- What to produce -
Determine which lines contain the word "color", then copy those lines.

- Entries shown -
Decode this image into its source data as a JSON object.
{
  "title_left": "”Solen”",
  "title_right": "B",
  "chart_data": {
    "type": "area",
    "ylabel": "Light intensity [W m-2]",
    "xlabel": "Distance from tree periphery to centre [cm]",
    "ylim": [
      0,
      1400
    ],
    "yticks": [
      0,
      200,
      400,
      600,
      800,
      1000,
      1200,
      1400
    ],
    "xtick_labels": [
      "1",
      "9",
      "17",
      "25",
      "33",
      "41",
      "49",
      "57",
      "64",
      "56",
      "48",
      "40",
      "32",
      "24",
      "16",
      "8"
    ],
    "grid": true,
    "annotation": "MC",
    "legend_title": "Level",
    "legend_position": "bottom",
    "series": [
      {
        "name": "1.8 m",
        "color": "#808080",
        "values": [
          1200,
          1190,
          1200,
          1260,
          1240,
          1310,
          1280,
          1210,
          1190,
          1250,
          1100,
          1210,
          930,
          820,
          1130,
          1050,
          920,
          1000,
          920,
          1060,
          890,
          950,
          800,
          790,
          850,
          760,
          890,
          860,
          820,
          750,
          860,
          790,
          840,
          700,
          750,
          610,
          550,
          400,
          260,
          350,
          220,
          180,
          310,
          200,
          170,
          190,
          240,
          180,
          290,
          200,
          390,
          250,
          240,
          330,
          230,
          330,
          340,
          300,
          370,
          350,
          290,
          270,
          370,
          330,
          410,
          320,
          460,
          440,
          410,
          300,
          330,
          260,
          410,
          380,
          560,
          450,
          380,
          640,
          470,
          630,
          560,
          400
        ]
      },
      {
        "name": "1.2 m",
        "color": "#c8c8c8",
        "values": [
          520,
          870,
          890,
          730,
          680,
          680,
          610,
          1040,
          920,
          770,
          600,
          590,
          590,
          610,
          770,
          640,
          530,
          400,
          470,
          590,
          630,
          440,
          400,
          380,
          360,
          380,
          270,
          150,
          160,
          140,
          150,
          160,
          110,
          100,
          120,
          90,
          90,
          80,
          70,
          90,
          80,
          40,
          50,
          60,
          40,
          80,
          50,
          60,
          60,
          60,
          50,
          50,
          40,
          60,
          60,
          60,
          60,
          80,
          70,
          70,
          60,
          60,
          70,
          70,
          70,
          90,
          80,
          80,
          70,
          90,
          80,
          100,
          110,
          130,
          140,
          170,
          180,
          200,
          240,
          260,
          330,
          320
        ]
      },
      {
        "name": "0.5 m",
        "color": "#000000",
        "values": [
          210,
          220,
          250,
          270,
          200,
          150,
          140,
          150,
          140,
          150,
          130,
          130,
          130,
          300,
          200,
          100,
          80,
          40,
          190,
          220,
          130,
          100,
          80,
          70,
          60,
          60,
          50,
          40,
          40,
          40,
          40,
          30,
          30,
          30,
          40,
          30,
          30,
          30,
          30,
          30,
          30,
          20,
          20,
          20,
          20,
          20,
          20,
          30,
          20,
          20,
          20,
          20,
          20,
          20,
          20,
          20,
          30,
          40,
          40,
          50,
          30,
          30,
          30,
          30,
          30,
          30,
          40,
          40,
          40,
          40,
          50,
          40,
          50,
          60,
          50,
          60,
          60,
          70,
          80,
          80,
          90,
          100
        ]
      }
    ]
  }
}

- Correct answer -
        "color": "#808080",
        "color": "#c8c8c8",
        "color": "#000000",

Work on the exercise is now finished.